• Task requirements: Output all of the data below exactly as given.
##### Data provided
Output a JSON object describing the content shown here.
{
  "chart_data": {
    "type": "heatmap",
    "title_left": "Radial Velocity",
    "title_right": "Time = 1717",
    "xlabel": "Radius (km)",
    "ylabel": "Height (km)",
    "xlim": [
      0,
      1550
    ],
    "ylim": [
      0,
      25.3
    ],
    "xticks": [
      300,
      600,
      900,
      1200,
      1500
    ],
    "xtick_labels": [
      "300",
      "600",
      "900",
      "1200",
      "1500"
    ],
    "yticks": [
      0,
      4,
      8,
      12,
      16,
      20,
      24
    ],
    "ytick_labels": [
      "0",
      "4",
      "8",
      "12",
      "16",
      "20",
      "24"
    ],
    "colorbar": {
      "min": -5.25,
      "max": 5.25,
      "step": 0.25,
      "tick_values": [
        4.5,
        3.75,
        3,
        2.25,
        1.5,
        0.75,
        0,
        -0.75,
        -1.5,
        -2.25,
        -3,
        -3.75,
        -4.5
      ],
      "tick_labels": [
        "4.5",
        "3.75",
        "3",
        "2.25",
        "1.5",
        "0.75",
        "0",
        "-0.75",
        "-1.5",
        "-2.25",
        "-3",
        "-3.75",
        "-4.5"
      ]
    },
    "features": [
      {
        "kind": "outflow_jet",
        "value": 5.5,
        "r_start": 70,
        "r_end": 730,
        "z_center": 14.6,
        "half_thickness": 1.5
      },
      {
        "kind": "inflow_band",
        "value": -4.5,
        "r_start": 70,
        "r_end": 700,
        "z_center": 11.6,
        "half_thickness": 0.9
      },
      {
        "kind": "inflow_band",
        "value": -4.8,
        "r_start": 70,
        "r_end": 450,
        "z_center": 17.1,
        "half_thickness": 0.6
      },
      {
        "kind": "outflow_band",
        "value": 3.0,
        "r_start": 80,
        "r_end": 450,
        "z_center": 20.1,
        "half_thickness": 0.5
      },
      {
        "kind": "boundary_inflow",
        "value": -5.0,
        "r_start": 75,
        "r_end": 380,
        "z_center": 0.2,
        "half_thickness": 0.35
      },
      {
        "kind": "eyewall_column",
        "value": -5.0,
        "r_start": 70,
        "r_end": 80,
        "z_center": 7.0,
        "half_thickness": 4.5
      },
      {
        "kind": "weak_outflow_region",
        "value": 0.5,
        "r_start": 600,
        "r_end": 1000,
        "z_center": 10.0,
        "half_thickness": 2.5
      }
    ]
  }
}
##########
• Written response:
Output a JSON object describing the content shown here.
{
  "chart_data": {
    "type": "heatmap",
    "title_left": "Radial Velocity",
    "title_right": "Time = 1717",
    "xlabel": "Radius (km)",
    "ylabel": "Height (km)",
    "xlim": [
      0,
      1550
    ],
    "ylim": [
      0,
      25.3
    ],
    "xticks": [
      300,
      600,
      900,
      1200,
      1500
    ],
    "xtick_labels": [
      "300",
      "600",
      "900",
      "1200",
      "1500"
    ],
    "yticks": [
      0,
      4,
      8,
      12,
      16,
      20,
      24
    ],
    "ytick_labels": [
      "0",
      "4",
      "8",
      "12",
      "16",
      "20",
      "24"
    ],
    "colorbar": {
      "min": -5.25,
      "max": 5.25,
      "step": 0.25,
      "tick_values": [
        4.5,
        3.75,
        3,
        2.25,
        1.5,
        0.75,
        0,
        -0.75,
        -1.5,
        -2.25,
        -3,
        -3.75,
        -4.5
      ],
      "tick_labels": [
        "4.5",
        "3.75",
        "3",
        "2.25",
        "1.5",
        "0.75",
        "0",
        "-0.75",
        "-1.5",
        "-2.25",
        "-3",
        "-3.75",
        "-4.5"
      ]
    },
    "features": [
      {
        "kind": "outflow_jet",
        "value": 5.5,
        "r_start": 70,
        "r_end": 730,
        "z_center": 14.6,
        "half_thickness": 1.5
      },
      {
        "kind": "inflow_band",
        "value": -4.5,
        "r_start": 70,
        "r_end": 700,
        "z_center": 11.6,
        "half_thickness": 0.9
      },
      {
        "kind": "inflow_band",
        "value": -4.8,
        "r_start": 70,
        "r_end": 450,
        "z_center": 17.1,
        "half_thickness": 0.6
      },
      {
        "kind": "outflow_band",
        "value": 3.0,
        "r_start": 80,
        "r_end": 450,
        "z_center": 20.1,
        "half_thickness": 0.5
      },
      {
        "kind": "boundary_inflow",
        "value": -5.0,
        "r_start": 75,
        "r_end": 380,
        "z_center": 0.2,
        "half_thickness": 0.35
      },
      {
        "kind": "eyewall_column",
        "value": -5.0,
        "r_start": 70,
        "r_end": 80,
        "z_center": 7.0,
        "half_thickness": 4.5
      },
      {
        "kind": "weak_outflow_region",
        "value": 0.5,
        "r_start": 600,
        "r_end": 1000,
        "z_center": 10.0,
        "half_thickness": 2.5
      }
    ]
  }
}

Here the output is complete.